What is asked: Set down each line of the data below exactly as it stands, dropping the pictures.

Records about charts and figures:
###

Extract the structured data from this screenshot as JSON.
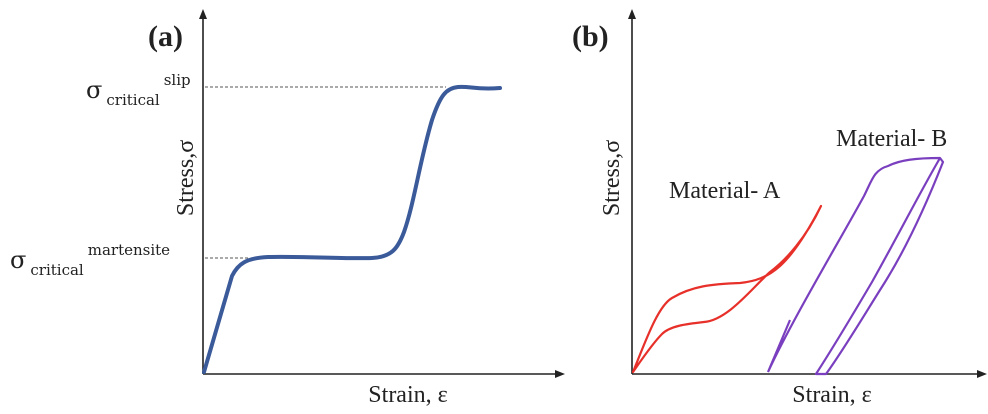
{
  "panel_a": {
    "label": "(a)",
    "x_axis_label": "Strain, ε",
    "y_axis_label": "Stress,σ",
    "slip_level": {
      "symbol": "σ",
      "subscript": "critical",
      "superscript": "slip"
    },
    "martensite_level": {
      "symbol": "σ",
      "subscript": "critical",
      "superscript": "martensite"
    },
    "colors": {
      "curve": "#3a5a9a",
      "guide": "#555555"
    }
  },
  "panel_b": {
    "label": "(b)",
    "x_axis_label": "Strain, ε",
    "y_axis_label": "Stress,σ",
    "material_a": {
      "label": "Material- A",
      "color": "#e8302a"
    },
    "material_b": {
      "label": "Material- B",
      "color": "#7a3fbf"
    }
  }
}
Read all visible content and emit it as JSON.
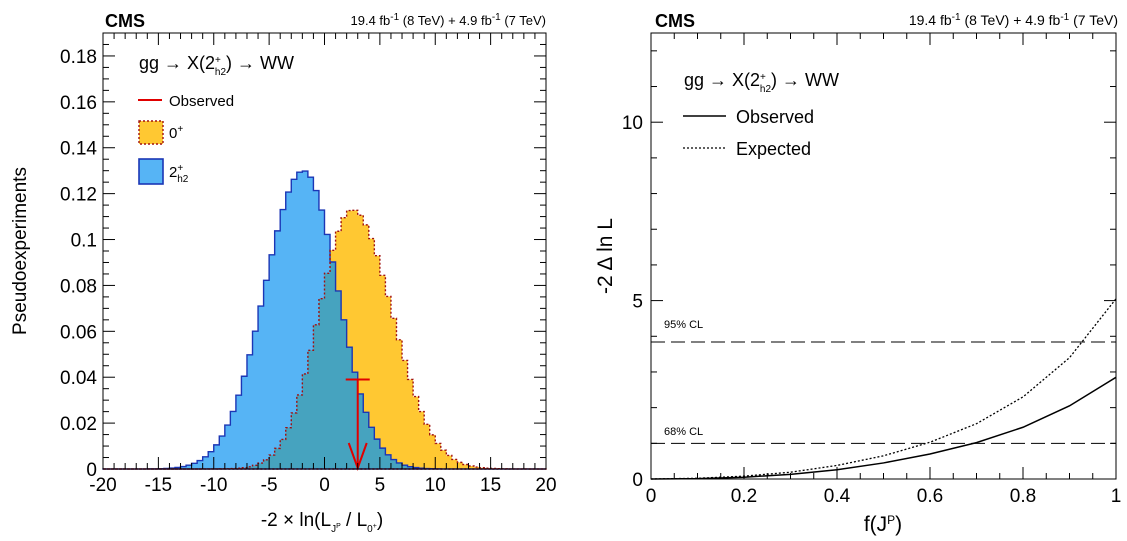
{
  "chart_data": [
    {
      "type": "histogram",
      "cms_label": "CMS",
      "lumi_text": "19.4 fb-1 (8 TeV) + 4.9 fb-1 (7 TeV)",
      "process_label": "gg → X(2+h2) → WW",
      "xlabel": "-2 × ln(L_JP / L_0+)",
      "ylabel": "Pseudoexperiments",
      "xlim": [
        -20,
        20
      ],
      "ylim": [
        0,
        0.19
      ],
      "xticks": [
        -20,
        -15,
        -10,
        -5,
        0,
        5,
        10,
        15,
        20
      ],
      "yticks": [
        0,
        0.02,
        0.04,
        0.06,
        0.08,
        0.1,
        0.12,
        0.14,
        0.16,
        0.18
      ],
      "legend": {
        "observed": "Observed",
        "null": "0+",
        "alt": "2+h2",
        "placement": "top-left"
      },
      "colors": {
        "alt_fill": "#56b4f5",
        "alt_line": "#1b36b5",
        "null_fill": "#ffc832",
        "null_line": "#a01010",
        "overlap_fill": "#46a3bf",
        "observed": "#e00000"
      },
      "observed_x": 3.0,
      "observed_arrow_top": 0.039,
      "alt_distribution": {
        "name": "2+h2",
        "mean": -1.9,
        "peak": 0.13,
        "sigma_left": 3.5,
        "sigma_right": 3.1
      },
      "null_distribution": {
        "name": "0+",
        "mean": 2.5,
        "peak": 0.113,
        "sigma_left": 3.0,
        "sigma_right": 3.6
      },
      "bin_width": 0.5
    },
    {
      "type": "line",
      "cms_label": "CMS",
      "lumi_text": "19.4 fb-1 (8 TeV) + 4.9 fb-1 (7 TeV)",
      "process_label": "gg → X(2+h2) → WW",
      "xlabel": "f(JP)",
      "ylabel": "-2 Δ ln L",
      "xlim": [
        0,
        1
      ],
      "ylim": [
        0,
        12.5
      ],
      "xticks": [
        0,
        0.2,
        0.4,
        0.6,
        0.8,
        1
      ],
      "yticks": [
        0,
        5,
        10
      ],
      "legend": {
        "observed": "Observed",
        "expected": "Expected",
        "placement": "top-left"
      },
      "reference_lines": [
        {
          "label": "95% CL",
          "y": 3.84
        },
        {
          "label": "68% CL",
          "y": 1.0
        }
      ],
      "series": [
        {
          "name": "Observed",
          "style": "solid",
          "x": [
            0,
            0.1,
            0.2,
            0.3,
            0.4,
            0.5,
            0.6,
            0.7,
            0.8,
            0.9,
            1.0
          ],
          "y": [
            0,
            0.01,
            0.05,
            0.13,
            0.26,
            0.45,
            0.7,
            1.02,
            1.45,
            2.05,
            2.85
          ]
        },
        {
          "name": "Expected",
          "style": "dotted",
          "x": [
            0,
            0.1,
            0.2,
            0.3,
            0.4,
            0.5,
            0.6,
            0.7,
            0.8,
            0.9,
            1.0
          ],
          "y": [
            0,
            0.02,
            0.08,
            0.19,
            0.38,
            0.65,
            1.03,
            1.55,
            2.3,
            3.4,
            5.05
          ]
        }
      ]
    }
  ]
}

###

Answer to the exercise:
Extract the structured data from this screenshot as JSON.
{
  "panel_a": {
    "label": "(a)",
    "x_axis_label": "Strain, ε",
    "y_axis_label": "Stress,σ",
    "slip_level": {
      "symbol": "σ",
      "subscript": "critical",
      "superscript": "slip"
    },
    "martensite_level": {
      "symbol": "σ",
      "subscript": "critical",
      "superscript": "martensite"
    },
    "colors": {
      "curve": "#3a5a9a",
      "guide": "#555555"
    }
  },
  "panel_b": {
    "label": "(b)",
    "x_axis_label": "Strain, ε",
    "y_axis_label": "Stress,σ",
    "material_a": {
      "label": "Material- A",
      "color": "#e8302a"
    },
    "material_b": {
      "label": "Material- B",
      "color": "#7a3fbf"
    }
  }
}
Read all visible content and emit it as JSON.
{
  "chart_data": [
    {
      "type": "histogram",
      "cms_label": "CMS",
      "lumi_text": "19.4 fb-1 (8 TeV) + 4.9 fb-1 (7 TeV)",
      "process_label": "gg → X(2+h2) → WW",
      "xlabel": "-2 × ln(L_JP / L_0+)",
      "ylabel": "Pseudoexperiments",
      "xlim": [
        -20,
        20
      ],
      "ylim": [
        0,
        0.19
      ],
      "xticks": [
        -20,
        -15,
        -10,
        -5,
        0,
        5,
        10,
        15,
        20
      ],
      "yticks": [
        0,
        0.02,
        0.04,
        0.06,
        0.08,
        0.1,
        0.12,
        0.14,
        0.16,
        0.18
      ],
      "legend": {
        "observed": "Observed",
        "null": "0+",
        "alt": "2+h2",
        "placement": "top-left"
      },
      "colors": {
        "alt_fill": "#56b4f5",
        "alt_line": "#1b36b5",
        "null_fill": "#ffc832",
        "null_line": "#a01010",
        "overlap_fill": "#46a3bf",
        "observed": "#e00000"
      },
      "observed_x": 3.0,
      "observed_arrow_top": 0.039,
      "alt_distribution": {
        "name": "2+h2",
        "mean": -1.9,
        "peak": 0.13,
        "sigma_left": 3.5,
        "sigma_right": 3.1
      },
      "null_distribution": {
        "name": "0+",
        "mean": 2.5,
        "peak": 0.113,
        "sigma_left": 3.0,
        "sigma_right": 3.6
      },
      "bin_width": 0.5
    },
    {
      "type": "line",
      "cms_label": "CMS",
      "lumi_text": "19.4 fb-1 (8 TeV) + 4.9 fb-1 (7 TeV)",
      "process_label": "gg → X(2+h2) → WW",
      "xlabel": "f(JP)",
      "ylabel": "-2 Δ ln L",
      "xlim": [
        0,
        1
      ],
      "ylim": [
        0,
        12.5
      ],
      "xticks": [
        0,
        0.2,
        0.4,
        0.6,
        0.8,
        1
      ],
      "yticks": [
        0,
        5,
        10
      ],
      "legend": {
        "observed": "Observed",
        "expected": "Expected",
        "placement": "top-left"
      },
      "reference_lines": [
        {
          "label": "95% CL",
          "y": 3.84
        },
        {
          "label": "68% CL",
          "y": 1.0
        }
      ],
      "series": [
        {
          "name": "Observed",
          "style": "solid",
          "x": [
            0,
            0.1,
            0.2,
            0.3,
            0.4,
            0.5,
            0.6,
            0.7,
            0.8,
            0.9,
            1.0
          ],
          "y": [
            0,
            0.01,
            0.05,
            0.13,
            0.26,
            0.45,
            0.7,
            1.02,
            1.45,
            2.05,
            2.85
          ]
        },
        {
          "name": "Expected",
          "style": "dotted",
          "x": [
            0,
            0.1,
            0.2,
            0.3,
            0.4,
            0.5,
            0.6,
            0.7,
            0.8,
            0.9,
            1.0
          ],
          "y": [
            0,
            0.02,
            0.08,
            0.19,
            0.38,
            0.65,
            1.03,
            1.55,
            2.3,
            3.4,
            5.05
          ]
        }
      ]
    }
  ]
}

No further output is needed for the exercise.